▸ DESCRIPTION OF THE TASK: Reproduce every line of the data below without any change, but leave out the pictures.

▸ DATASET CONTENT:
----

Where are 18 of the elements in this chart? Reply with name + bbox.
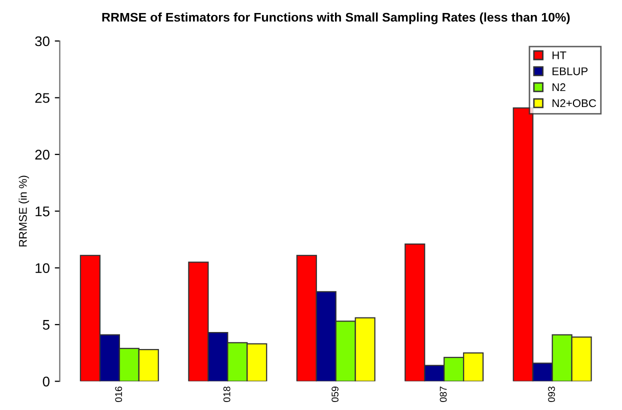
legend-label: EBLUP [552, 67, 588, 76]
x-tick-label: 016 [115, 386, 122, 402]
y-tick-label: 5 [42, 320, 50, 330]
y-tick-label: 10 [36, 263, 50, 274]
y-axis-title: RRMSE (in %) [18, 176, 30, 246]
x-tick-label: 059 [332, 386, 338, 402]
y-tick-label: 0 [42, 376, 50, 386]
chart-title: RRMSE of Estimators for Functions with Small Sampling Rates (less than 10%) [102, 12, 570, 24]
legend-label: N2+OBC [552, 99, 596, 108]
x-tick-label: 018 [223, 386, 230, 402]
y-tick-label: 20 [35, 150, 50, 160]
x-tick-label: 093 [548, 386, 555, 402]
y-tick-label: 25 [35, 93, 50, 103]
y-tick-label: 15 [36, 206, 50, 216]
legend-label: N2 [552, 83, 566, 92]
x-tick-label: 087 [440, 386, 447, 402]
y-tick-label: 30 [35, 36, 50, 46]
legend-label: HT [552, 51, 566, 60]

----

▸ THE OUTPUT:
Where are 18 of the elements in this chart? Reply with name + bbox.
legend-label: EBLUP [552, 67, 588, 76]
x-tick-label: 016 [115, 386, 122, 402]
y-tick-label: 5 [42, 320, 50, 330]
y-tick-label: 10 [36, 263, 50, 274]
y-axis-title: RRMSE (in %) [18, 176, 30, 246]
x-tick-label: 059 [332, 386, 338, 402]
y-tick-label: 0 [42, 376, 50, 386]
chart-title: RRMSE of Estimators for Functions with Small Sampling Rates (less than 10%) [102, 12, 570, 24]
legend-label: N2+OBC [552, 99, 596, 108]
x-tick-label: 018 [223, 386, 230, 402]
y-tick-label: 20 [35, 150, 50, 160]
x-tick-label: 093 [548, 386, 555, 402]
y-tick-label: 25 [35, 93, 50, 103]
y-tick-label: 15 [36, 206, 50, 216]
legend-label: N2 [552, 83, 566, 92]
x-tick-label: 087 [440, 386, 447, 402]
y-tick-label: 30 [35, 36, 50, 46]
legend-label: HT [552, 51, 566, 60]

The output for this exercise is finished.